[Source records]
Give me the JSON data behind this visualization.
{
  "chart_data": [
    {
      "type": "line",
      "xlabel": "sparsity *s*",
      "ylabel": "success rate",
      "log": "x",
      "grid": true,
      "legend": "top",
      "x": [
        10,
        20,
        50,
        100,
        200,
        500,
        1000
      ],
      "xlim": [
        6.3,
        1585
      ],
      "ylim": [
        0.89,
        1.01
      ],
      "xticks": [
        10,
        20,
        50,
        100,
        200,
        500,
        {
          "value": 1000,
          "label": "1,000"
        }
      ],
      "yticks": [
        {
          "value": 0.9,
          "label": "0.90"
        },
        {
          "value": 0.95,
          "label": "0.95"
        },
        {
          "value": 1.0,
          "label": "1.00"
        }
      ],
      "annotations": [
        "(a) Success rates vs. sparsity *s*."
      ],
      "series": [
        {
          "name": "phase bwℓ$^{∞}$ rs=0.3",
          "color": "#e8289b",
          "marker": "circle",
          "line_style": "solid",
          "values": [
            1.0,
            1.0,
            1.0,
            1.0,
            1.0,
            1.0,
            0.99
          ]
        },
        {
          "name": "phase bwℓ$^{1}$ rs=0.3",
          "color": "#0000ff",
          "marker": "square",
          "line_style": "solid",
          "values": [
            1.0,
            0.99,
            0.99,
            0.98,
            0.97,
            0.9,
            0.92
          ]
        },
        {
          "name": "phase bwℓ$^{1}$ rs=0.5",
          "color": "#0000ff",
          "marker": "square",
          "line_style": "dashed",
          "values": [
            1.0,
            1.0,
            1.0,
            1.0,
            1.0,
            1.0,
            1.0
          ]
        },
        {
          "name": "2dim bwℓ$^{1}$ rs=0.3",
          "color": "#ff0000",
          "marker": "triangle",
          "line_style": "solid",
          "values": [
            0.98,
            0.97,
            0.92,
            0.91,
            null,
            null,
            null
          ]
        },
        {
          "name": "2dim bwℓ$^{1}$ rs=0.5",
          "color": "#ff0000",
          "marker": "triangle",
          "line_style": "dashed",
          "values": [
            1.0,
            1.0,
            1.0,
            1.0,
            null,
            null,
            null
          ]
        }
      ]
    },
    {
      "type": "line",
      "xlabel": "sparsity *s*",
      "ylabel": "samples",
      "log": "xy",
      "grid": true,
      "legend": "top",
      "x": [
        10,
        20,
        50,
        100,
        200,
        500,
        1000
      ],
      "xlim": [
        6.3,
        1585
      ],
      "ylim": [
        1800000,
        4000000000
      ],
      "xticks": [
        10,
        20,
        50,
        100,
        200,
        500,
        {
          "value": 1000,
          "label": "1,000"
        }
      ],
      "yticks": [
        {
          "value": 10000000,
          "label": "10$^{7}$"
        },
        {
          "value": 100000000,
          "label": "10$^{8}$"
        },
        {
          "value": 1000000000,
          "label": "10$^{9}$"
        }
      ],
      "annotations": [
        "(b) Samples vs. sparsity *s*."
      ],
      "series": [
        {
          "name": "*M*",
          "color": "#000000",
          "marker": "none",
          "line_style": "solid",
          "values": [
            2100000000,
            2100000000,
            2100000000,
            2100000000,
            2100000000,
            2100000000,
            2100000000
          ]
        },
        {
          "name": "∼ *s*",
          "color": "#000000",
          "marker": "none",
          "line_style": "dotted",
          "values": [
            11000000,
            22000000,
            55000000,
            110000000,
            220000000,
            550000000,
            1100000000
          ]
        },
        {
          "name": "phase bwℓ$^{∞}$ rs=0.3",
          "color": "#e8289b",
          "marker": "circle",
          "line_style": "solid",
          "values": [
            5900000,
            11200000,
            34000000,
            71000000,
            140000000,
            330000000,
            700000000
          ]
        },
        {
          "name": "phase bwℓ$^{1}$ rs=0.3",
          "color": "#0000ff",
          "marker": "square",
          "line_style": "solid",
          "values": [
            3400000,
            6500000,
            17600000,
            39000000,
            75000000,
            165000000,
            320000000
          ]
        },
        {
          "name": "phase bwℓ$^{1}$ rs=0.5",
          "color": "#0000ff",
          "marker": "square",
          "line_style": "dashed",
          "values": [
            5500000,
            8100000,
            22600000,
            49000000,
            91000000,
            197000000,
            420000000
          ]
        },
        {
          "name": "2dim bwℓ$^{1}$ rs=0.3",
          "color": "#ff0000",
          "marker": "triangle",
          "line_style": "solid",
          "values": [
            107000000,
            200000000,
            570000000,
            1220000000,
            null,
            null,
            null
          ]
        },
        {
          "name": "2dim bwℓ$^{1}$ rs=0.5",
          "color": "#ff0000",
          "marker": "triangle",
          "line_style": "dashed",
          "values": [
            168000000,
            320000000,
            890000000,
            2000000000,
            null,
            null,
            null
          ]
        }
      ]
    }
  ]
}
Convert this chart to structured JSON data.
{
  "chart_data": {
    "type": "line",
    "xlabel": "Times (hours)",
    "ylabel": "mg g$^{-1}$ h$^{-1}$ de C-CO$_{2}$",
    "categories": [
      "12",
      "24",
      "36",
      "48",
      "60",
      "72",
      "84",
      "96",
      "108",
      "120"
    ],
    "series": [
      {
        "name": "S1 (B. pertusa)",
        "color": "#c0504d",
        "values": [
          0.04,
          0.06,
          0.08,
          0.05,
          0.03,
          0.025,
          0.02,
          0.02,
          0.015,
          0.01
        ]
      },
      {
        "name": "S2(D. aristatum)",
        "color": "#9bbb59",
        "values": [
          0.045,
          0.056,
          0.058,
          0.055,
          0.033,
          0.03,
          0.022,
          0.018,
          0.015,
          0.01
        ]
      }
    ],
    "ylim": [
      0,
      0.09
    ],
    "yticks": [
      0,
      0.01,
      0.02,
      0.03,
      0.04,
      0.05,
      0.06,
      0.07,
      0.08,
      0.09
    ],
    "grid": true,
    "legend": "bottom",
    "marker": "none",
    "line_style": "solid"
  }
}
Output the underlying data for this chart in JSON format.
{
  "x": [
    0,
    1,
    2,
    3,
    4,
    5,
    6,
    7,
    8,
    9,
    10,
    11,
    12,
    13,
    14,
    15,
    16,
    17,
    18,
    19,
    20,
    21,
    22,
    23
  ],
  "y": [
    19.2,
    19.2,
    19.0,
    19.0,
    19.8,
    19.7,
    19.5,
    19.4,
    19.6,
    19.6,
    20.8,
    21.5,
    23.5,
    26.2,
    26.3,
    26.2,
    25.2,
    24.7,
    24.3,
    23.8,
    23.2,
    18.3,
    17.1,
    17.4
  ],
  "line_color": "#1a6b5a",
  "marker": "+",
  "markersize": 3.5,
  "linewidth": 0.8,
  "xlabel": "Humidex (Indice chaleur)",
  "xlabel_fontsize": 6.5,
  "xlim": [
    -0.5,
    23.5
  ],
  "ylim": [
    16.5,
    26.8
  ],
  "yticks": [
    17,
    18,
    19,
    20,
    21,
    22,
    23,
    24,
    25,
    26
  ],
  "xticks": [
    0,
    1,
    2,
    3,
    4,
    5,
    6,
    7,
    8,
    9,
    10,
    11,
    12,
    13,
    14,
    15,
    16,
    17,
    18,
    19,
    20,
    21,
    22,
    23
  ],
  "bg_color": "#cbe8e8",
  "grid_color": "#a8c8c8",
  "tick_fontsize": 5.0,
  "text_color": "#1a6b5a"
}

_INSTRUCTIONS TO FOLLOW_. Using the records above, select and copy every line that has the word "ylabel".

_WRITTEN RESPONSE_.
      "ylabel": "success rate",
      "ylabel": "samples",
    "ylabel": "mg g$^{-1}$ h$^{-1}$ de C-CO$_{2}$",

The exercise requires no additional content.